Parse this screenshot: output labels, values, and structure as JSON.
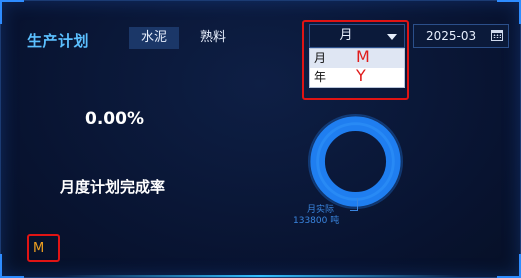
{
  "panel": {
    "title": "生产计划",
    "tabs": [
      {
        "label": "水泥",
        "active": true
      },
      {
        "label": "熟料",
        "active": false
      }
    ],
    "period_select": {
      "value": "月",
      "options": [
        {
          "label": "月",
          "annotation": "M"
        },
        {
          "label": "年",
          "annotation": "Y"
        }
      ]
    },
    "date_picker": {
      "value": "2025-03",
      "icon": "calendar-icon"
    }
  },
  "stats": {
    "completion_pct": "0.00%",
    "completion_label": "月度计划完成率",
    "actual_label": "月实际",
    "actual_value": "133800 吨",
    "completion_fraction": 0.0
  },
  "bottom_badge": "M",
  "colors": {
    "accent": "#2e8cff",
    "title": "#5cc0ff",
    "annotation_red": "#e01414",
    "badge_orange": "#f0a020",
    "ring": "#1f7ef0"
  }
}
____________
EXERCISE GOAL: Repeat the material above in full and unchanged, minus its images.

COMPLETED TASK:
Parse this screenshot: output labels, values, and structure as JSON.
{
  "panel": {
    "title": "生产计划",
    "tabs": [
      {
        "label": "水泥",
        "active": true
      },
      {
        "label": "熟料",
        "active": false
      }
    ],
    "period_select": {
      "value": "月",
      "options": [
        {
          "label": "月",
          "annotation": "M"
        },
        {
          "label": "年",
          "annotation": "Y"
        }
      ]
    },
    "date_picker": {
      "value": "2025-03",
      "icon": "calendar-icon"
    }
  },
  "stats": {
    "completion_pct": "0.00%",
    "completion_label": "月度计划完成率",
    "actual_label": "月实际",
    "actual_value": "133800 吨",
    "completion_fraction": 0.0
  },
  "bottom_badge": "M",
  "colors": {
    "accent": "#2e8cff",
    "title": "#5cc0ff",
    "annotation_red": "#e01414",
    "badge_orange": "#f0a020",
    "ring": "#1f7ef0"
  }
}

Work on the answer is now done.